# [Exercise 1]
In the blog post on end-of-life care, rewrite the section starting at "Michael Vitez writes" and ending at "let her go.", putting "pointless treatment" wherever "futile care" appears.
# [Exercise 2]
Translate this sentence from the blog post on end-of-life care into Spanish: "It's a shocking article about futile care and medical proxies."

# [Provided passage]
'''

Tuesday, November 16, 2010

Keeping Them Alive Because You Love Them.

Michael Vitez writes for the Philadelphia Inquirer's online site, philly.com, about the legal and emotional challenges of end of life care that often looks like undue pain and stress for the dying. It's a shocking article about futile care and medical proxies. I suggest you read the entire thing at the link above but here's a clip, below.

I ask, in all sincerity, what the difference is between Prince and Terri Schiavo's family who wished to keep Schiavo alive because she was "completely vulnerable" to them? Not only does the conundrum of futile care and proxy decision-making cause us to think about the economics of health care but, more importantly, about how we love.

And how, as Vitez rightly asks, do we as a culture determine what is best for the patient?

Prince Pulido loved his mother. She named him Prince, after all.

And he couldn't let her go.

It didn't matter to him that nurses at Abington Memorial Hospital thought he was harming her by keeping her alive, or felt he was unrealistic - believing that stem cells could regenerate her brain.

'''

# [Data listing]

'''

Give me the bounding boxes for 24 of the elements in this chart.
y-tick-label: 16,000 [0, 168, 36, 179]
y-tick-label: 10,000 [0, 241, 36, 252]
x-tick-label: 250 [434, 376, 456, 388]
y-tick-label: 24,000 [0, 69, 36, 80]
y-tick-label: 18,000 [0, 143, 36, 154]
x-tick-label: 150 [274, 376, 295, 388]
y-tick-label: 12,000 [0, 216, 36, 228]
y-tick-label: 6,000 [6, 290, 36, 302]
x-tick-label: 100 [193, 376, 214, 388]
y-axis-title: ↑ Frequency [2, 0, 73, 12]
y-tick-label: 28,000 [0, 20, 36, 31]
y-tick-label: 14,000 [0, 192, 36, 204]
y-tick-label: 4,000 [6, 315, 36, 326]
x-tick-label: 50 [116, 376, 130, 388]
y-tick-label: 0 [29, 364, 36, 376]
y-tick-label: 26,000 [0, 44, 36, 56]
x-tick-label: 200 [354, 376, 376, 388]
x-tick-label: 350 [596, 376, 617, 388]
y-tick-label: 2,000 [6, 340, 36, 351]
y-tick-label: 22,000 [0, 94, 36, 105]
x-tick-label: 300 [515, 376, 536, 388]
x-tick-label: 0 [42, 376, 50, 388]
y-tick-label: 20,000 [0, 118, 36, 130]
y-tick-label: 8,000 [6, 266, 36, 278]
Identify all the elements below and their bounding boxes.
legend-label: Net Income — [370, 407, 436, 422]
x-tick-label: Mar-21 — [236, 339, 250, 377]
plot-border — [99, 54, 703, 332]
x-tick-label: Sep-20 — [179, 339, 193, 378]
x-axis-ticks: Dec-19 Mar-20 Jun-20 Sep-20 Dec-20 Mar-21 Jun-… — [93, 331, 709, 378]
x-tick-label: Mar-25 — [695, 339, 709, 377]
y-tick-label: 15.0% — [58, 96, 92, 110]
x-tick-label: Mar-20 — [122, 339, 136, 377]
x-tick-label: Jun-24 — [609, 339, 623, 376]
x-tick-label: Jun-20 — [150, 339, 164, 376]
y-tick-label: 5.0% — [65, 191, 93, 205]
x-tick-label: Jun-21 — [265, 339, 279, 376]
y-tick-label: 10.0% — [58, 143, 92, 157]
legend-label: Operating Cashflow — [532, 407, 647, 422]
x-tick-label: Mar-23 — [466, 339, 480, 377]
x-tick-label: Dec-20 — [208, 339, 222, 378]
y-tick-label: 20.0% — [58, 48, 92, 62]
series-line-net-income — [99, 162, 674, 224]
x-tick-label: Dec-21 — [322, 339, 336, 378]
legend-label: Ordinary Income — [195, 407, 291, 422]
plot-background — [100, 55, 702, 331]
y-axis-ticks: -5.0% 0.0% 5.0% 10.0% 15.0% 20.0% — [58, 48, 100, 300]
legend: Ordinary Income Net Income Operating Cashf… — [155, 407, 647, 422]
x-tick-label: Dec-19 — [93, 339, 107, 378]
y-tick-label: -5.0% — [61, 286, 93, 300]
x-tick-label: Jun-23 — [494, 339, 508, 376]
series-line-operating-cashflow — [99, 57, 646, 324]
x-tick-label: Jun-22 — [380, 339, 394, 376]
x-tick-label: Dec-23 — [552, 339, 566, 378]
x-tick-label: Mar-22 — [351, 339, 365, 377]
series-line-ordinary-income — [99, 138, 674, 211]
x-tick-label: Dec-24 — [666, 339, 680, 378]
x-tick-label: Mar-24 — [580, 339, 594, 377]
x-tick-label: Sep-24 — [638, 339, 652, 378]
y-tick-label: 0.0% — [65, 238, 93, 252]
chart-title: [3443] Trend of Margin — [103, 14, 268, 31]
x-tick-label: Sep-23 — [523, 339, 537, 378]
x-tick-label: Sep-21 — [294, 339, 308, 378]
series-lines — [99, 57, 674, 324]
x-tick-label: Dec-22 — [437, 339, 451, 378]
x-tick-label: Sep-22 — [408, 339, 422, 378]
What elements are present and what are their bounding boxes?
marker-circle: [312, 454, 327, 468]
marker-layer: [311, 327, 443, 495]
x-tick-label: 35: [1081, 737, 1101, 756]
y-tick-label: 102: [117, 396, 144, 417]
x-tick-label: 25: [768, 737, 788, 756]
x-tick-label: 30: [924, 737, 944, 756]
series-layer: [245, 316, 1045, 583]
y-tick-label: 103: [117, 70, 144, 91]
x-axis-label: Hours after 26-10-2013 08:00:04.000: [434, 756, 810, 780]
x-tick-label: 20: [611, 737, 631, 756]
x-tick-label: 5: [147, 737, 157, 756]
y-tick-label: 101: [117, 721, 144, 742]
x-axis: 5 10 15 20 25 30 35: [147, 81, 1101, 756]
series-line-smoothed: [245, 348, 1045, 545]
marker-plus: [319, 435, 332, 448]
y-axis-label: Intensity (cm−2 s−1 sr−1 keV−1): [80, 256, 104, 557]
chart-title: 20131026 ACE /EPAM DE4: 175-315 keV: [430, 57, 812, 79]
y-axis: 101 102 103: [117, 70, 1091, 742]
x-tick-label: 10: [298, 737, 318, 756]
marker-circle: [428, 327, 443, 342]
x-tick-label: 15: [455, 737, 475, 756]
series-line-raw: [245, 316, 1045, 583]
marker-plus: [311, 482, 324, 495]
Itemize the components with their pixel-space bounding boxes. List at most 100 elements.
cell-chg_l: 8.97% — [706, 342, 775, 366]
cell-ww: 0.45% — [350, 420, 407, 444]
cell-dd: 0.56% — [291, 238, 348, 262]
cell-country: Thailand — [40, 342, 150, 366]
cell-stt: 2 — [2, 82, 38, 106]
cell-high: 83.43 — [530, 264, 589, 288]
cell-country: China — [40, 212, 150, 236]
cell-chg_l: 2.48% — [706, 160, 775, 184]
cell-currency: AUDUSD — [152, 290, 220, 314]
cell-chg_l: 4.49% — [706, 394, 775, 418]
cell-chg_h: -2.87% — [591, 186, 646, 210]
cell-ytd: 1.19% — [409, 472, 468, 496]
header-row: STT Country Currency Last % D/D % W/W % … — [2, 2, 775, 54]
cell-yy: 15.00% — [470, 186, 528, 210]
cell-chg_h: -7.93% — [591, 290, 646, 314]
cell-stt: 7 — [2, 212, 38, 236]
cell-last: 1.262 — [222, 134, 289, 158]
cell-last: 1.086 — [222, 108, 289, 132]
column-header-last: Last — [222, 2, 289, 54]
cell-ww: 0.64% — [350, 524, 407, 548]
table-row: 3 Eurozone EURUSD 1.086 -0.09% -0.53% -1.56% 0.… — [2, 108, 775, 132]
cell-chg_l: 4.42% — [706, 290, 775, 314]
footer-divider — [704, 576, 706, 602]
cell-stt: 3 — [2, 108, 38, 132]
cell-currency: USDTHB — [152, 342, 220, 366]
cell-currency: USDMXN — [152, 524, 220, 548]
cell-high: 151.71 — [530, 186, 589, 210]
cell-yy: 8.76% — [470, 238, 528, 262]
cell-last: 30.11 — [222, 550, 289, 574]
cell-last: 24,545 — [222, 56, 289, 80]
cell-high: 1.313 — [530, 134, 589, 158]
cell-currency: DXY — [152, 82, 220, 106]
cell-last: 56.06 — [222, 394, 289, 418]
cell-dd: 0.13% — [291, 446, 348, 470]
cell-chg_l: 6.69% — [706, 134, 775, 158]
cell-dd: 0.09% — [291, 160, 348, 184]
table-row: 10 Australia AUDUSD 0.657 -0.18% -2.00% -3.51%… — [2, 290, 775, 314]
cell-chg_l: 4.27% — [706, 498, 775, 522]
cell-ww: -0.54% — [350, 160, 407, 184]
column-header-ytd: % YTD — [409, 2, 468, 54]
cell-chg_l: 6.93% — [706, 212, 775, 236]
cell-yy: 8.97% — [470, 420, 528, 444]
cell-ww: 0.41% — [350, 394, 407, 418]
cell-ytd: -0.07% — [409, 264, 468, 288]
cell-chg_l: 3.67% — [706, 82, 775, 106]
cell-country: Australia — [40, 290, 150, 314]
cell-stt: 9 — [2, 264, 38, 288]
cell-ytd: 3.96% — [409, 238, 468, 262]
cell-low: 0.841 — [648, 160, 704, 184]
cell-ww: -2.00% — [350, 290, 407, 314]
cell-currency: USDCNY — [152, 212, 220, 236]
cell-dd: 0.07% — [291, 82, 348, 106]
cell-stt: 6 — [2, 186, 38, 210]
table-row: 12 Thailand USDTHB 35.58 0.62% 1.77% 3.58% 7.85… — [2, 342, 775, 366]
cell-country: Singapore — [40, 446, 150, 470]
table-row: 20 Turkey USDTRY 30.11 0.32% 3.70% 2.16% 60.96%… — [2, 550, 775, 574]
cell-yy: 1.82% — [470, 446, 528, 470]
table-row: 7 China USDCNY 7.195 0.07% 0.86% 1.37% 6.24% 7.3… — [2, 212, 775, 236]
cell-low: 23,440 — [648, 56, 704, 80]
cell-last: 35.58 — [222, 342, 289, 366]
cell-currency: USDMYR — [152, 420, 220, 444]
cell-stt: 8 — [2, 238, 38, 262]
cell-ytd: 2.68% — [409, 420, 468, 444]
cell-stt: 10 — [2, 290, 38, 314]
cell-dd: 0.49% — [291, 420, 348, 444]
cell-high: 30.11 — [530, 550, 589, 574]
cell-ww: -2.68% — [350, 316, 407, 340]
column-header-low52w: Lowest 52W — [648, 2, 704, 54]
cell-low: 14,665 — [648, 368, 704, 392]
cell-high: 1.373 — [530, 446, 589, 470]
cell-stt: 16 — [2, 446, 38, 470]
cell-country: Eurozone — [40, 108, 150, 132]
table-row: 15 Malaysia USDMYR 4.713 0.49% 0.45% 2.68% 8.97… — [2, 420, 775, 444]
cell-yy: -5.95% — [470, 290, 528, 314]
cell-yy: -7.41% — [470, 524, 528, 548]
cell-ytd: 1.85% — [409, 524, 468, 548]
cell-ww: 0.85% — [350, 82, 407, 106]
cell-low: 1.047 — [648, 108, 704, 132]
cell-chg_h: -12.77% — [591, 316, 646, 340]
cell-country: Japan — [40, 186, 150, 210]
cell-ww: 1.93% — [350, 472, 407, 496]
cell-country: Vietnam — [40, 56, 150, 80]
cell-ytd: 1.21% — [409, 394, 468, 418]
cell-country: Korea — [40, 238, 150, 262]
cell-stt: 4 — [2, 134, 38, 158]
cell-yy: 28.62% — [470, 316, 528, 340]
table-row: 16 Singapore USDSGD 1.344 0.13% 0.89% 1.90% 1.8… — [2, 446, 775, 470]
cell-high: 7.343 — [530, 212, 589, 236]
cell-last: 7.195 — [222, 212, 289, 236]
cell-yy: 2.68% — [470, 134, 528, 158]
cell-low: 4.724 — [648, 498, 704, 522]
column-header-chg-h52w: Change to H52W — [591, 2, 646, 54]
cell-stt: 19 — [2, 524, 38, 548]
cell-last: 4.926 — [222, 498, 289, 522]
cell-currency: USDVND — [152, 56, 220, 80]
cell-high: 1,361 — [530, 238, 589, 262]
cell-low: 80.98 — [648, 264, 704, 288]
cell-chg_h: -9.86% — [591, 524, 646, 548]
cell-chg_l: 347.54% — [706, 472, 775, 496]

'''

# [Result 1]
Michael Vitez writes for the Philadelphia Inquirer's online site, philly.com, about the legal and emotional challenges of end of life care that often looks like undue pain and stress for the dying. It's a shocking article about pointless treatment and medical proxies. I suggest you read the entire thing at the link above but here's a clip, below.

I ask, in all sincerity, what the difference is between Prince and Terri Schiavo's family who wished to keep Schiavo alive because she was "completely vulnerable" to them? Not only does the conundrum of pointless treatment and proxy decision-making cause us to think about the economics of health care but, more importantly, about how we love.

And how, as Vitez rightly asks, do we as a culture determine what is best for the patient?

Prince Pulido loved his mother. She named him Prince, after all.

And he couldn't let her go.

# [Result 2]
Es un artículo impactante sobre la atención médica inútil y los apoderados médicos.